▶ Directive A:
Please answer these three questions using the brake hose forum thread below:
(i) How old are the original brake lines that grant81rs is replacing?
(ii) According to ME 109, what may be needed if a persistent sponge remains after bleeding?
(iii) Which change over does grant81rs decide to hold off until a new line arrives?

▶ Document extract:
Page 1 of 2
Brake hoses being removed
Posted: Mon Jan 17, 2011 1:24 am
by grant81rs
G'day fellas,
The time is near my friends

and I mean near as in TONIGHT I hope

, unless other stuff raises its ugly head.
I have new braided SS front and rear brake lines sitting on my shed bench to replace my original 30 year old ones, I know I should of done it years ago but I just haven't so now it is time.........................BUT WTF DO I DO
I replace the fluid yearly so bleeding brakes is not a problem, talented isn't one!!, It's the whole removal of the lines and getting that air everywhere in the system is starting to freak me out a little
I had a look at "Snowbums" tech pages and had a "little" read and got more worried than when I started, so does anyone have any links or info or for that matter any personal tips on doing this change over of brake hoses...
Your help is once again needed and as always the info sent back by you bloke will get me over this little hickup and the ole RS out on the road again in no time.....
have a good one
Re: Brake hoses being removed
Posted: Mon Jan 17, 2011 1:41 am
by ME 109
Jolly good grant! Did you get a braided line from the front brake lever to the splitter under the tank as well?
Just whip the 'ol ones off, wack on the new ones and pump em up and if you have persistent sponge (no cream) you may need to take the calipers off (brake lines attached) and turn them upside down and down side up and continue to bleed. You'll get the air out.
OR, reverse bleed them as SteveD is fond of.
Re: Brake hoses being removed
Posted: Mon Jan 17, 2011 2:06 am
by grant81rs
ME 109 wrote:Jolly good grant! Did you get a braided line from the front brake lever to the splitter under the tank as well?

.
No I bloody why the hell didn't I think of that before I started this didn't

but will order one tommorow and now hold off the front change over until it arrives, the rear will happen soon.
Sounds all pretty straight forward Jeff, with the usual amount of #$#@&^% and %$%$@& needed.....

▶ Entries shown:
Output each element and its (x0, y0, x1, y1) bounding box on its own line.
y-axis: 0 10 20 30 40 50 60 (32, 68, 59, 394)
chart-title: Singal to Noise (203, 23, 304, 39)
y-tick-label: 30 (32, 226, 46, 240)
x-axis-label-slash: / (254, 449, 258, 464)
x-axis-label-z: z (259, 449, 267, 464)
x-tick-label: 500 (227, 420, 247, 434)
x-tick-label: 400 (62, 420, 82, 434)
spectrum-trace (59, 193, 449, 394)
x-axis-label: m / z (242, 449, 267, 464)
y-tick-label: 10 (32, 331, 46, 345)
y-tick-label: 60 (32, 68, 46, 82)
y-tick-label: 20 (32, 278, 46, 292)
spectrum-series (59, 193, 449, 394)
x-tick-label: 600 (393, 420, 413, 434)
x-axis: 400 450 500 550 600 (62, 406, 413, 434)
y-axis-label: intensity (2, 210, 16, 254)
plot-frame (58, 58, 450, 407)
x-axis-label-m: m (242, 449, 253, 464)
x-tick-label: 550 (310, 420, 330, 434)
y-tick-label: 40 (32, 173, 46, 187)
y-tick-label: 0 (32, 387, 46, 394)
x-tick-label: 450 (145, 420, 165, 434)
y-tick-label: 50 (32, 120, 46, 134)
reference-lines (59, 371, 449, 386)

▶ Directive B: Output the lines of the records unchanged, beginning with their first line and stopping after the line that contains "y-tick-label: 50 (32, 120, 46, 134)".

▶ Expected output A:
(i) 30 years old.
(ii) Taking the calipers off with the brake lines still attached, turning them upside down and down side up, and continuing to bleed.
(iii) The front change over.

▶ Expected output B:
Output each element and its (x0, y0, x1, y1) bounding box on its own line.
y-axis: 0 10 20 30 40 50 60 (32, 68, 59, 394)
chart-title: Singal to Noise (203, 23, 304, 39)
y-tick-label: 30 (32, 226, 46, 240)
x-axis-label-slash: / (254, 449, 258, 464)
x-axis-label-z: z (259, 449, 267, 464)
x-tick-label: 500 (227, 420, 247, 434)
x-tick-label: 400 (62, 420, 82, 434)
spectrum-trace (59, 193, 449, 394)
x-axis-label: m / z (242, 449, 267, 464)
y-tick-label: 10 (32, 331, 46, 345)
y-tick-label: 60 (32, 68, 46, 82)
y-tick-label: 20 (32, 278, 46, 292)
spectrum-series (59, 193, 449, 394)
x-tick-label: 600 (393, 420, 413, 434)
x-axis: 400 450 500 550 600 (62, 406, 413, 434)
y-axis-label: intensity (2, 210, 16, 254)
plot-frame (58, 58, 450, 407)
x-axis-label-m: m (242, 449, 253, 464)
x-tick-label: 550 (310, 420, 330, 434)
y-tick-label: 40 (32, 173, 46, 187)
y-tick-label: 0 (32, 387, 46, 394)
x-tick-label: 450 (145, 420, 165, 434)
y-tick-label: 50 (32, 120, 46, 134)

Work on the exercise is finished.